> **YOUR GOAL**: Copy every line of the data in which the word "смерти" occurs.

> **PROVIDED DATA**:
+ + +

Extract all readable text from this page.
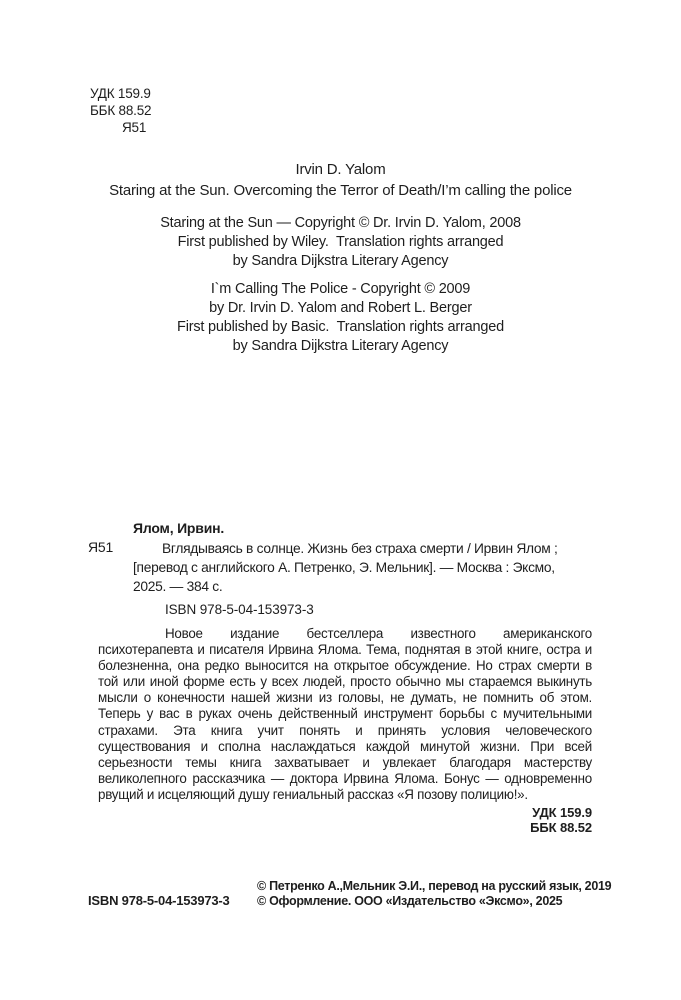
УДК 159.9
ББК 88.52
Я51
Irvin D. Yalom
Staring at the Sun. Overcoming the Terror of Death/I’m calling the police
Staring at the Sun — Copyright © Dr. Irvin D. Yalom, 2008
First published by Wiley.  Translation rights arranged
by Sandra Dijkstra Literary Agency
I`m Calling The Police - Copyright © 2009
by Dr. Irvin D. Yalom and Robert L. Berger
First published by Basic.  Translation rights arranged
by Sandra Dijkstra Literary Agency
Ялом, Ирвин.
Я51	Вглядываясь в солнце. Жизнь без страха смерти / Ирвин Ялом ;
[перевод с английского А. Петренко, Э. Мельник]. — Москва : Эксмо,
2025. — 384 с.
ISBN 978-5-04-153973-3
Новое издание бестселлера известного американского психотерапевта и писателя Ирвина Ялома. Тема, поднятая в этой книге, остра и болезненна, она редко выносится на открытое обсуждение. Но страх смерти в той или иной форме есть у всех людей, просто обычно мы стараемся выкинуть мысли о конечности нашей жизни из головы, не думать, не помнить об этом. Теперь у вас в руках очень действенный инструмент борьбы с мучительными страхами. Эта книга учит понять и принять условия человеческого существования и сполна наслаждаться каждой минутой жизни. При всей серьезности темы книга захватывает и увлекает благодаря мастерству великолепного рассказчика — доктора Ирвина Ялома. Бонус — одновременно рвущий и исцеляющий душу гениальный рассказ «Я позову полицию!».
УДК 159.9
ББК 88.52
ISBN 978-5-04-153973-3
© Петренко А.,Мельник Э.И., перевод на русский язык, 2019
© Оформление. ООО «Издательство «Эксмо», 2025
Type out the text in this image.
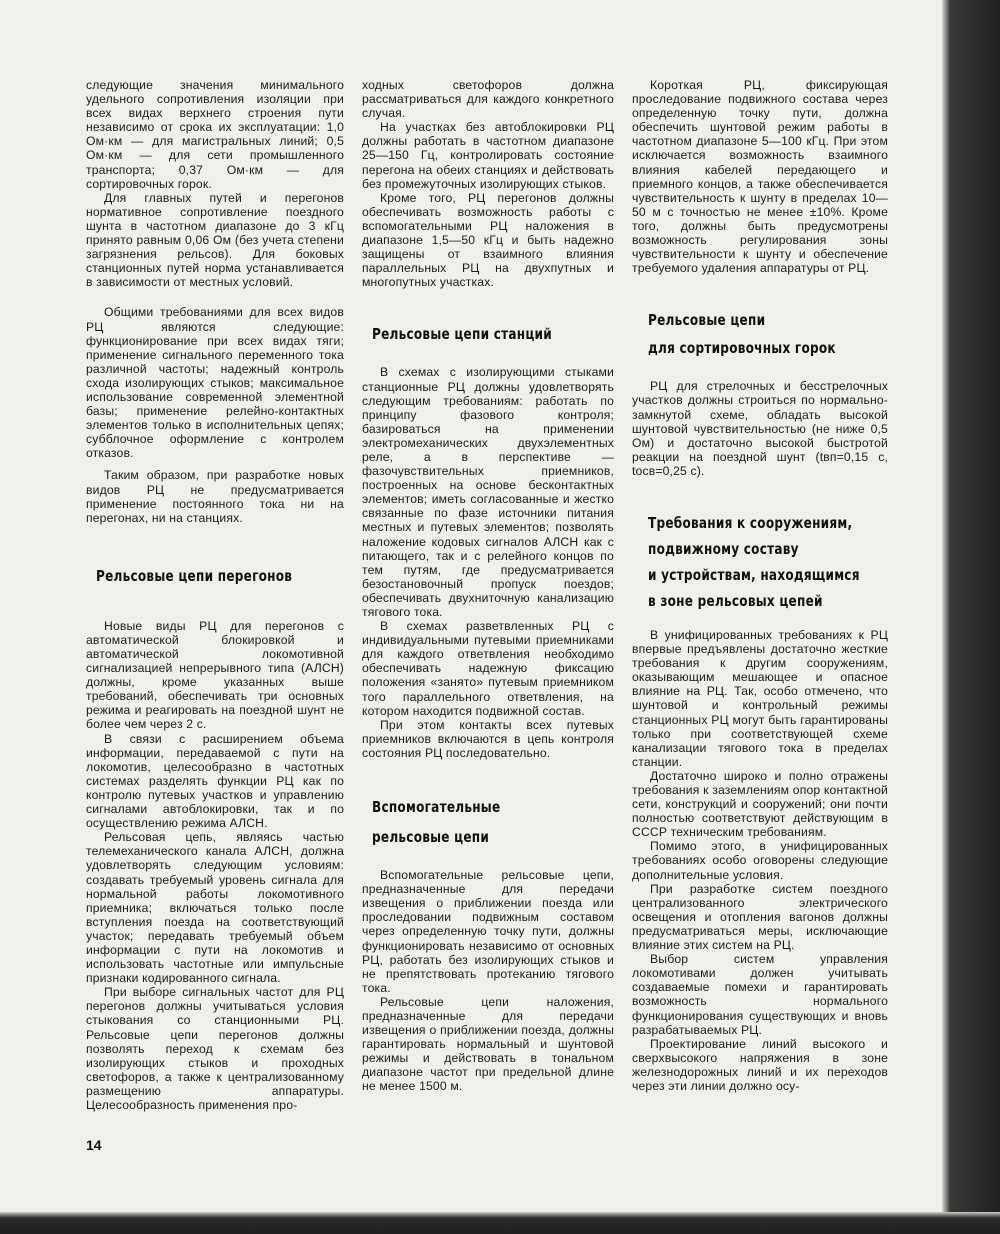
следующие значения минимального удельного сопротивления изоляции при всех видах верхнего строения пути независимо от срока их эксплуатации: 1,0 Ом·км — для магистральных линий; 0,5 Ом·км — для сети промышленного транспорта; 0,37 Ом·км — для сортировочных горок.

Для главных путей и перегонов нормативное сопротивление поездного шунта в частотном диапазоне до 3 кГц принято равным 0,06 Ом (без учета степени загрязнения рельсов). Для боковых станционных путей норма устанавливается в зависимости от местных условий.

Общими требованиями для всех видов РЦ являются следующие: функционирование при всех видах тяги; применение сигнального переменного тока различной частоты; надежный контроль схода изолирующих стыков; максимальное использование современной элементной базы; применение релейно-контактных элементов только в исполнительных цепях; субблочное оформление с контролем отказов.

Таким образом, при разработке новых видов РЦ не предусматривается применение постоянного тока ни на перегонах, ни на станциях.

Рельсовые цепи перегонов

Новые виды РЦ для перегонов с автоматической блокировкой и автоматической локомотивной сигнализацией непрерывного типа (АЛСН) должны, кроме указанных выше требований, обеспечивать три основных режима и реагировать на поездной шунт не более чем через 2 с.

В связи с расширением объема информации, передаваемой с пути на локомотив, целесообразно в частотных системах разделять функции РЦ как по контролю путевых участков и управлению сигналами автоблокировки, так и по осуществлению режима АЛСН.

Рельсовая цепь, являясь частью телемеханического канала АЛСН, должна удовлетворять следующим условиям: создавать требуемый уровень сигнала для нормальной работы локомотивного приемника; включаться только после вступления поезда на соответствующий участок; передавать требуемый объем информации с пути на локомотив и использовать частотные или импульсные признаки кодированного сигнала.

При выборе сигнальных частот для РЦ перегонов должны учитываться условия стыкования со станционными РЦ. Рельсовые цепи перегонов должны позволять переход к схемам без изолирующих стыков и проходных светофоров, а также к централизованному размещению аппаратуры. Целесообразность применения про-

ходных светофоров должна рассматриваться для каждого конкретного случая.

На участках без автоблокировки РЦ должны работать в частотном диапазоне 25—150 Гц, контролировать состояние перегона на обеих станциях и действовать без промежуточных изолирующих стыков.

Кроме того, РЦ перегонов должны обеспечивать возможность работы с вспомогательными РЦ наложения в диапазоне 1,5—50 кГц и быть надежно защищены от взаимного влияния параллельных РЦ на двухпутных и многопутных участках.

Рельсовые цепи станций

В схемах с изолирующими стыками станционные РЦ должны удовлетворять следующим требованиям: работать по принципу фазового контроля; базироваться на применении электромеханических двухэлементных реле, а в перспективе — фазочувствительных приемников, построенных на основе бесконтактных элементов; иметь согласованные и жестко связанные по фазе источники питания местных и путевых элементов; позволять наложение кодовых сигналов АЛСН как с питающего, так и с релейного концов по тем путям, где предусматривается безостановочный пропуск поездов; обеспечивать двухниточную канализацию тягового тока.

В схемах разветвленных РЦ с индивидуальными путевыми приемниками для каждого ответвления необходимо обеспечивать надежную фиксацию положения «занято» путевым приемником того параллельного ответвления, на котором находится подвижной состав.

При этом контакты всех путевых приемников включаются в цепь контроля состояния РЦ последовательно.

Вспомогательные
рельсовые цепи

Вспомогательные рельсовые цепи, предназначенные для передачи извещения о приближении поезда или проследовании подвижным составом через определенную точку пути, должны функционировать независимо от основных РЦ, работать без изолирующих стыков и не препятствовать протеканию тягового тока.

Рельсовые цепи наложения, предназначенные для передачи извещения о приближении поезда, должны гарантировать нормальный и шунтовой режимы и действовать в тональном диапазоне частот при предельной длине не менее 1500 м.

Короткая РЦ, фиксирующая проследование подвижного состава через определенную точку пути, должна обеспечить шунтовой режим работы в частотном диапазоне 5—100 кГц. При этом исключается возможность взаимного влияния кабелей передающего и приемного концов, а также обеспечивается чувствительность к шунту в пределах 10—50 м с точностью не менее ±10%. Кроме того, должны быть предусмотрены возможность регулирования зоны чувствительности к шунту и обеспечение требуемого удаления аппаратуры от РЦ.

Рельсовые цепи
для сортировочных горок

РЦ для стрелочных и бесстрелочных участков должны строиться по нормально-замкнутой схеме, обладать высокой шунтовой чувствительностью (не ниже 0,5 Ом) и достаточно высокой быстротой реакции на поездной шунт (tвп=0,15 с, tосв=0,25 с).

Требования к сооружениям,
подвижному составу
и устройствам, находящимся
в зоне рельсовых цепей

В унифицированных требованиях к РЦ впервые предъявлены достаточно жесткие требования к другим сооружениям, оказывающим мешающее и опасное влияние на РЦ. Так, особо отмечено, что шунтовой и контрольный режимы станционных РЦ могут быть гарантированы только при соответствующей схеме канализации тягового тока в пределах станции.

Достаточно широко и полно отражены требования к заземлениям опор контактной сети, конструкций и сооружений; они почти полностью соответствуют действующим в СССР техническим требованиям.

Помимо этого, в унифицированных требованиях особо оговорены следующие дополнительные условия.

При разработке систем поездного централизованного электрического освещения и отопления вагонов должны предусматриваться меры, исключающие влияние этих систем на РЦ.

Выбор систем управления локомотивами должен учитывать создаваемые помехи и гарантировать возможность нормального функционирования существующих и вновь разрабатываемых РЦ.

Проектирование линий высокого и сверхвысокого напряжения в зоне железнодорожных линий и их переходов через эти линии должно осу-

14
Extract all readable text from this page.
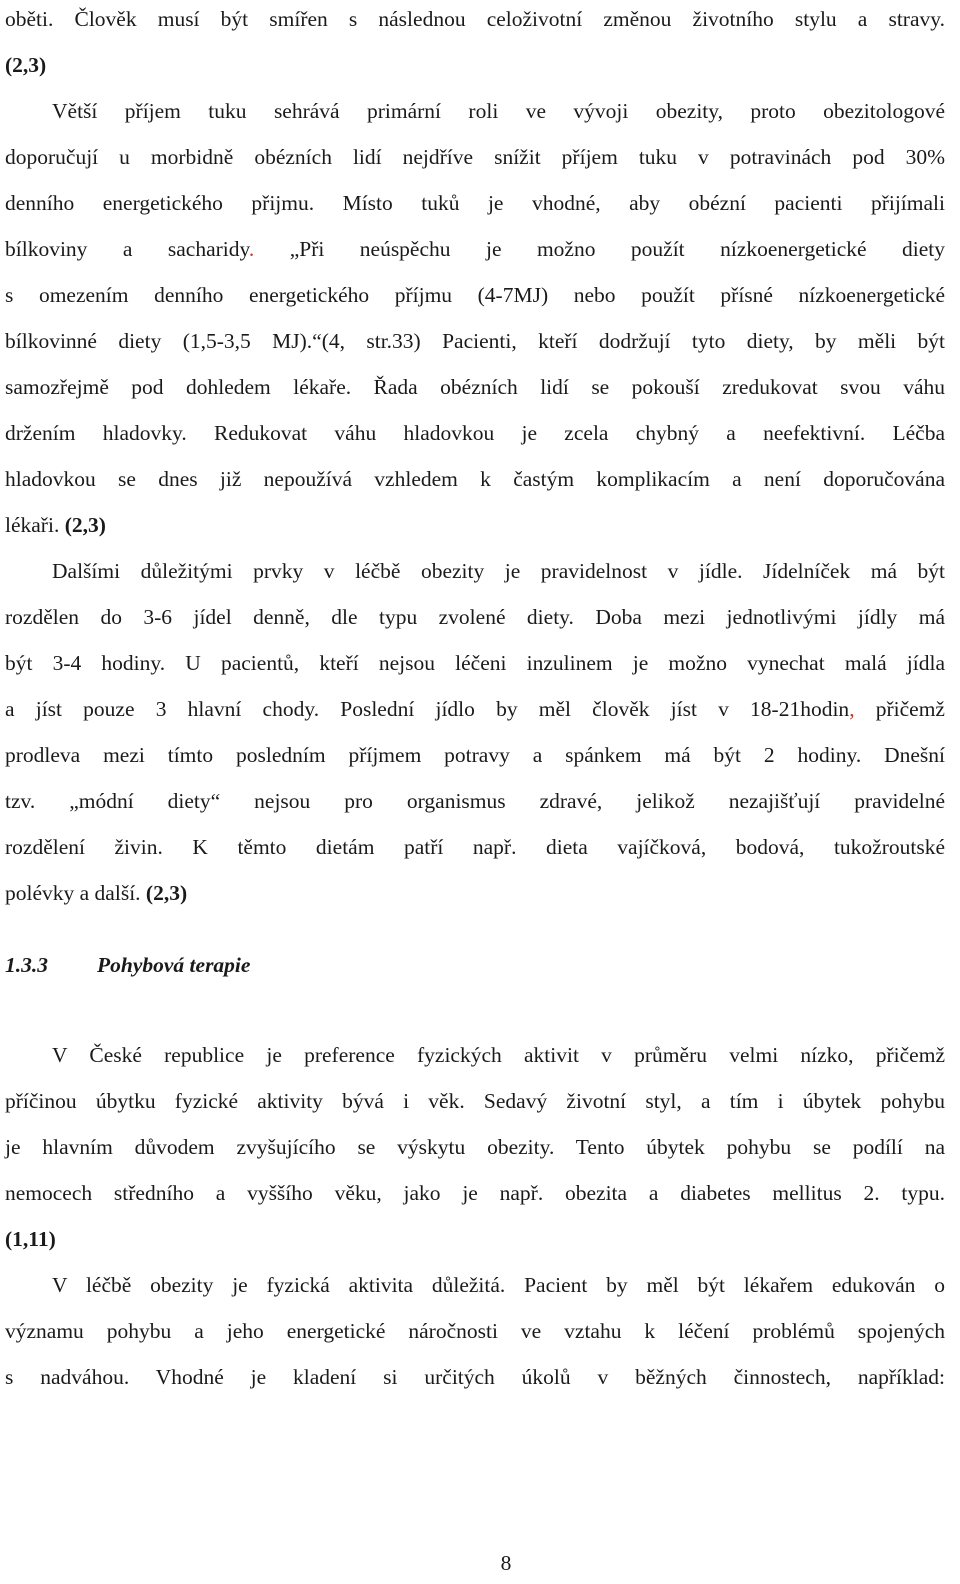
oběti. Člověk musí být smířen s následnou celoživotní změnou životního stylu a stravy.
(2,3)
Větší příjem tuku sehrává primární roli ve vývoji obezity, proto obezitologové
doporučují u morbidně obézních lidí nejdříve snížit příjem tuku v potravinách pod 30%
denního energetického přijmu. Místo tuků je vhodné, aby obézní pacienti přijímali
bílkoviny a sacharidy. „Při neúspěchu je možno použít nízkoenergetické diety
s omezením denního energetického příjmu (4-7MJ) nebo použít přísné nízkoenergetické
bílkovinné diety (1,5-3,5 MJ).“(4, str.33) Pacienti, kteří dodržují tyto diety, by měli být
samozřejmě pod dohledem lékaře. Řada obézních lidí se pokouší zredukovat svou váhu
držením hladovky. Redukovat váhu hladovkou je zcela chybný a neefektivní. Léčba
hladovkou se dnes již nepoužívá vzhledem k častým komplikacím a není doporučována
lékaři. (2,3)
Dalšími důležitými prvky v léčbě obezity je pravidelnost v jídle. Jídelníček má být
rozdělen do 3-6 jídel denně, dle typu zvolené diety. Doba mezi jednotlivými jídly má
být 3-4 hodiny. U pacientů, kteří nejsou léčeni inzulinem je možno vynechat malá jídla
a jíst pouze 3 hlavní chody. Poslední jídlo by měl člověk jíst v 18-21hodin, přičemž
prodleva mezi tímto posledním příjmem potravy a spánkem má být 2 hodiny. Dnešní
tzv. „módní diety“ nejsou pro organismus zdravé, jelikož nezajišťují pravidelné
rozdělení živin. K těmto dietám patří např. dieta vajíčková, bodová, tukožroutské
polévky a další. (2,3)
1.3.3 Pohybová terapie
V České republice je preference fyzických aktivit v průměru velmi nízko, přičemž
příčinou úbytku fyzické aktivity bývá i věk. Sedavý životní styl, a tím i úbytek pohybu
je hlavním důvodem zvyšujícího se výskytu obezity. Tento úbytek pohybu se podílí na
nemocech středního a vyššího věku, jako je např. obezita a diabetes mellitus 2. typu.
(1,11)
V léčbě obezity je fyzická aktivita důležitá. Pacient by měl být lékařem edukován o
významu pohybu a jeho energetické náročnosti ve vztahu k léčení problémů spojených
s nadváhou. Vhodné je kladení si určitých úkolů v běžných činnostech, například:
8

+ + +

> **COMPLETE RESPONSE**:
Я51	Вглядываясь в солнце. Жизнь без страха смерти / Ирвин Ялом ;
Новое издание бестселлера известного американского психотерапевта и писателя Ирвина Ялома. Тема, поднятая в этой книге, остра и болезненна, она редко выносится на открытое обсуждение. Но страх смерти в той или иной форме есть у всех людей, просто обычно мы стараемся выкинуть мысли о конечности нашей жизни из головы, не думать, не помнить об этом. Теперь у вас в руках очень действенный инструмент борьбы с мучительными страхами. Эта книга учит понять и принять условия человеческого существования и сполна наслаждаться каждой минутой жизни. При всей серьезности темы книга захватывает и увлекает благодаря мастерству великолепного рассказчика — доктора Ирвина Ялома. Бонус — одновременно рвущий и исцеляющий душу гениальный рассказ «Я позову полицию!».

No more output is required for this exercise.